══ ROWS ══

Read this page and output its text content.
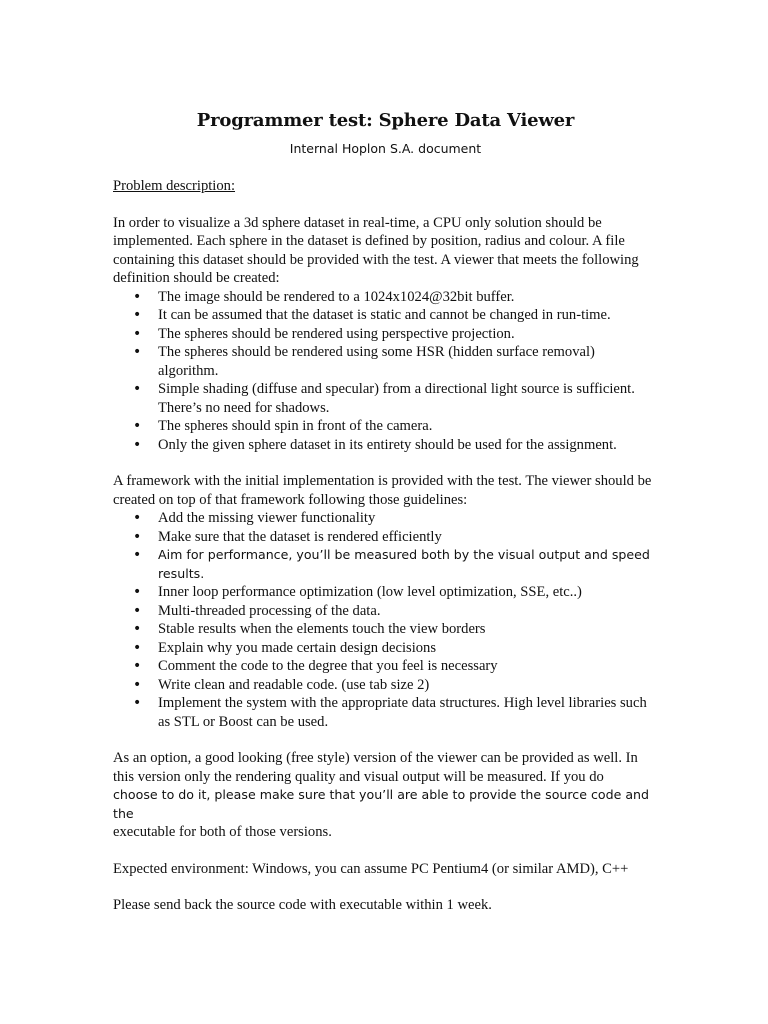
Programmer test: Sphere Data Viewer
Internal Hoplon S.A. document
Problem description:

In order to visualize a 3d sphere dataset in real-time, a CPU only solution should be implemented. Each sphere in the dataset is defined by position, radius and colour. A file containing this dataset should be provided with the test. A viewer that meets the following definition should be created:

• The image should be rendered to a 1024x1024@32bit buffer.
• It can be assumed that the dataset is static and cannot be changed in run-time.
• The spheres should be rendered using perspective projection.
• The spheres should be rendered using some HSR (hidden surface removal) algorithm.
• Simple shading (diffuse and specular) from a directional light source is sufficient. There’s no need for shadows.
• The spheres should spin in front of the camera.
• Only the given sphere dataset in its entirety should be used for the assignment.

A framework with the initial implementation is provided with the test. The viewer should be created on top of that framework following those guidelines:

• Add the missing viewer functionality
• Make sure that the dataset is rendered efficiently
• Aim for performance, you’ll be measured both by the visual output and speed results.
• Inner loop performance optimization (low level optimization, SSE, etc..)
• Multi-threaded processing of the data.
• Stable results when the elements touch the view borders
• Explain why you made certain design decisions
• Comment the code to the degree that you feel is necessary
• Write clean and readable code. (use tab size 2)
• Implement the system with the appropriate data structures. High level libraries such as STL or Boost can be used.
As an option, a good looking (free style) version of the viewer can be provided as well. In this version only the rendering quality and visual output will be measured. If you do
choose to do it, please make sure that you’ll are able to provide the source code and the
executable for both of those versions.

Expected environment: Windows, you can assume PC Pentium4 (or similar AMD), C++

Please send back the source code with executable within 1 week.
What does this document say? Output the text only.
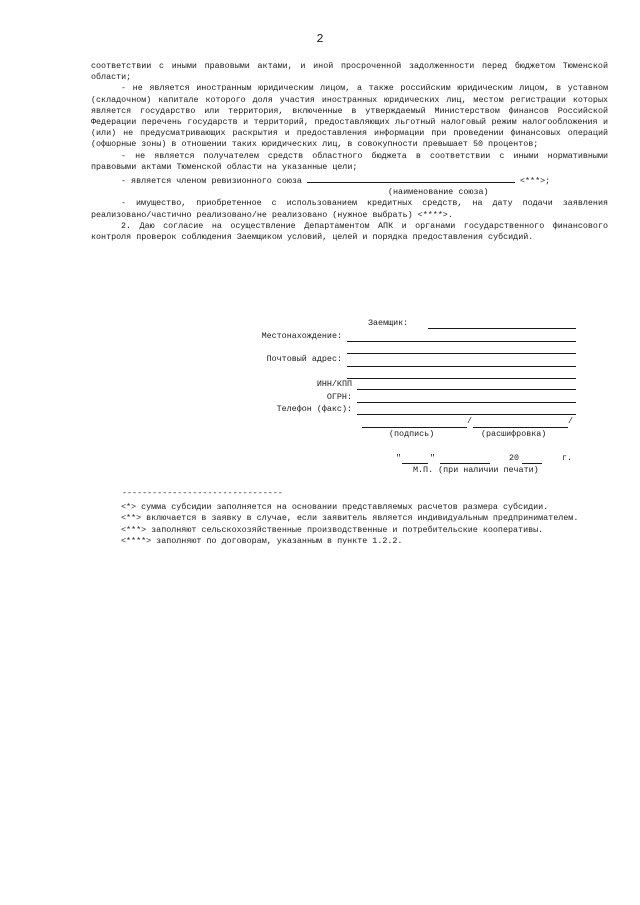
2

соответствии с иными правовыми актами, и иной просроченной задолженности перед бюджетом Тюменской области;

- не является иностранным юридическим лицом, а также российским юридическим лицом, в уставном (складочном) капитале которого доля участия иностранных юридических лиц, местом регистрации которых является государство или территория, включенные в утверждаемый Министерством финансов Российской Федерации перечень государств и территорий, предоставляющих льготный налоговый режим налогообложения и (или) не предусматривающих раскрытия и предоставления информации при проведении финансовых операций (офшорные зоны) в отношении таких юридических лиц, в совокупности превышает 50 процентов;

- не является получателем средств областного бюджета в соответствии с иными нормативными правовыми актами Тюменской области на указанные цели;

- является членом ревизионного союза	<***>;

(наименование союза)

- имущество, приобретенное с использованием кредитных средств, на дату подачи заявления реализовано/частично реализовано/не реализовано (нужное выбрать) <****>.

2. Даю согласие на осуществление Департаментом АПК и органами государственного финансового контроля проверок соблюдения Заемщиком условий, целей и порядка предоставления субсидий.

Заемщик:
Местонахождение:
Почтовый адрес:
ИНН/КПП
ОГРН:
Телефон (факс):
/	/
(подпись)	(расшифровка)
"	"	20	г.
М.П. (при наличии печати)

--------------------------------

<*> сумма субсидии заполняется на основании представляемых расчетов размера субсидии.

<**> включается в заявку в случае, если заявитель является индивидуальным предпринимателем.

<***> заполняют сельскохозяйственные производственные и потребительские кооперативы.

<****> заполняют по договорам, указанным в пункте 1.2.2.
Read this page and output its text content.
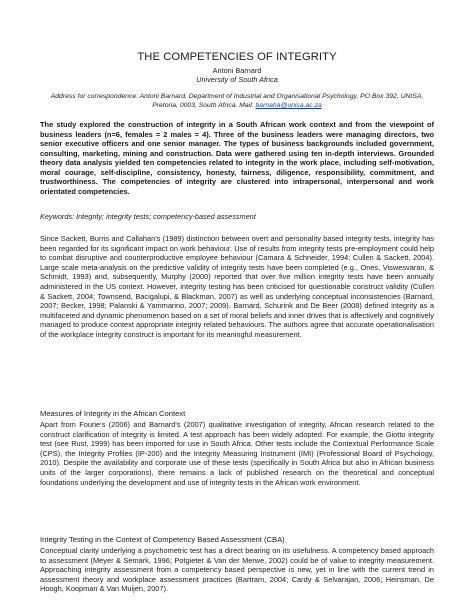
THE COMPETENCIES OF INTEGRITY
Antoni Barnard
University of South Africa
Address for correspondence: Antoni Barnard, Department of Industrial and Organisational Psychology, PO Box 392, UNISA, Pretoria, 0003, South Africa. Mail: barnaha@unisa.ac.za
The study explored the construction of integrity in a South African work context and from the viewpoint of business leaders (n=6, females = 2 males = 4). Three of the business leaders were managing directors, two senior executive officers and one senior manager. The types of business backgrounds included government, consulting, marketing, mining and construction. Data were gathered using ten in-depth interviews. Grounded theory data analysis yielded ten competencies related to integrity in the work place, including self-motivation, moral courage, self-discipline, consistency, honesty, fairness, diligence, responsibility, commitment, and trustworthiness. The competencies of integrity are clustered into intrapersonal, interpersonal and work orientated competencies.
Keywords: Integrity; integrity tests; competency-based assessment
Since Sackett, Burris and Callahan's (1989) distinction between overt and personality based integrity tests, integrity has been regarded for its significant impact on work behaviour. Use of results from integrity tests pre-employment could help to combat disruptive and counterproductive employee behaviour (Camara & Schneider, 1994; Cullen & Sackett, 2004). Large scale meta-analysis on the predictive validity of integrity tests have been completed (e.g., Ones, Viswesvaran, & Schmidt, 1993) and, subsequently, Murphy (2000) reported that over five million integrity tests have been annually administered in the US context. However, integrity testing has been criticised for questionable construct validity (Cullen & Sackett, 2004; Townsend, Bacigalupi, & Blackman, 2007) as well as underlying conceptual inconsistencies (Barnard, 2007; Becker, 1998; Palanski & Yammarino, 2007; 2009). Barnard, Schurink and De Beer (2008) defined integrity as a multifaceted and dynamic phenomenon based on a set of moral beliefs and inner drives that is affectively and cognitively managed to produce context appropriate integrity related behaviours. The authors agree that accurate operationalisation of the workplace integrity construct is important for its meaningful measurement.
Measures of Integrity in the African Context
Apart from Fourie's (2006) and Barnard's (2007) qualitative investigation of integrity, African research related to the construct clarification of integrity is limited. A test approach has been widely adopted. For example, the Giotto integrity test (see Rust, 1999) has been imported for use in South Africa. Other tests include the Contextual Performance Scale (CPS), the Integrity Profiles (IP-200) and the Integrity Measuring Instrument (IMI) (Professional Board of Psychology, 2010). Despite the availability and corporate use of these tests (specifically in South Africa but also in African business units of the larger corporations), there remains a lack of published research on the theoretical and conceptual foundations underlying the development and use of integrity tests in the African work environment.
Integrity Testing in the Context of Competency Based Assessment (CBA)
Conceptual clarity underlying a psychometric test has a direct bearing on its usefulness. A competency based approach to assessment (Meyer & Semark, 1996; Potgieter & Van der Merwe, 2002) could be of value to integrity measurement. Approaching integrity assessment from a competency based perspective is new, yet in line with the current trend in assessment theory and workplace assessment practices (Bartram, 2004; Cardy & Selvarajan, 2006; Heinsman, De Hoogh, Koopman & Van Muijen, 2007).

═══
══ ROWS ══

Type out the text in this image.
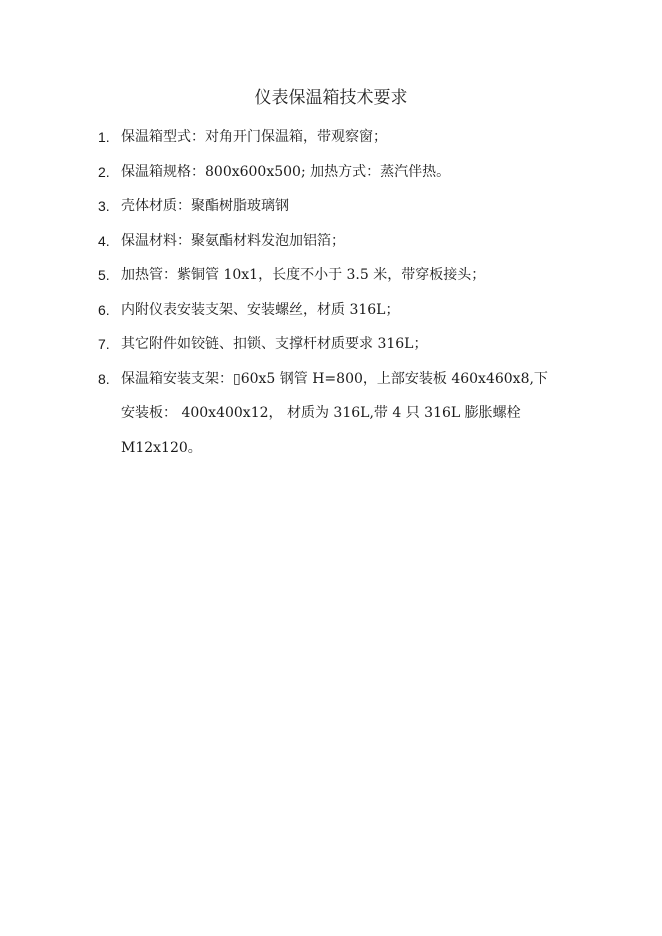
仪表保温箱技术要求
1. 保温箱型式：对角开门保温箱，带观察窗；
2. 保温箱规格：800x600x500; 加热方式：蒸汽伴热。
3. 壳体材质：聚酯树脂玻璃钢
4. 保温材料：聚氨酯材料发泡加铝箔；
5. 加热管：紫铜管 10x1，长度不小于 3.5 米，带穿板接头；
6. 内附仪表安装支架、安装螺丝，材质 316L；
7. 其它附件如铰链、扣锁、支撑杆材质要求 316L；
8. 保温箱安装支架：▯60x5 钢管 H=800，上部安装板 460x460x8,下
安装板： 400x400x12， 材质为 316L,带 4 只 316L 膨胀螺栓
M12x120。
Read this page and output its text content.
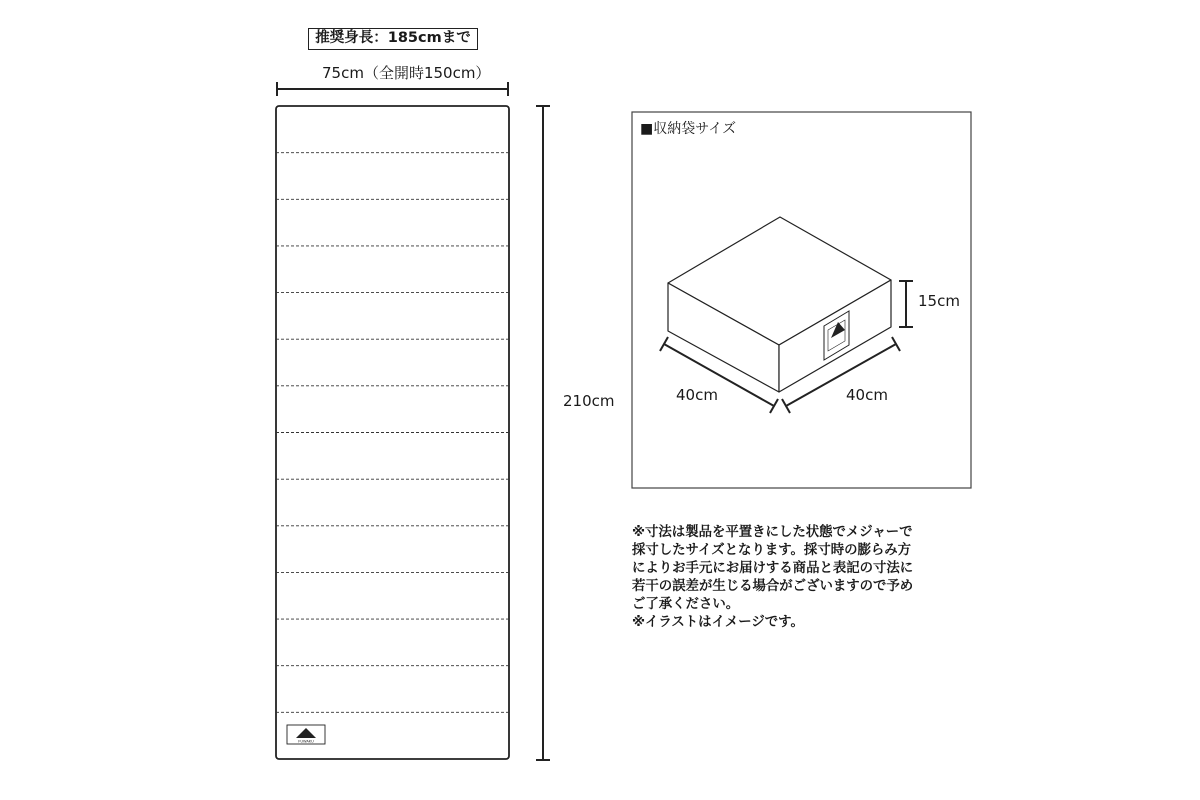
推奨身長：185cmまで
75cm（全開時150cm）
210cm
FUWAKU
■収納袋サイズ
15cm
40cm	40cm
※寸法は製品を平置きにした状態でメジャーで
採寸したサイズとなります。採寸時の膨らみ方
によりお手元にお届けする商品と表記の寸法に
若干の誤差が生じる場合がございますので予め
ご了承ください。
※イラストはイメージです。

═══

Scan the material line by line and report each one that contains "measured".

SOLUTION TO THE PROBLEM:
• Aim for performance, you’ll be measured both by the visual output and speed results.
As an option, a good looking (free style) version of the viewer can be provided as well. In this version only the rendering quality and visual output will be measured. If you do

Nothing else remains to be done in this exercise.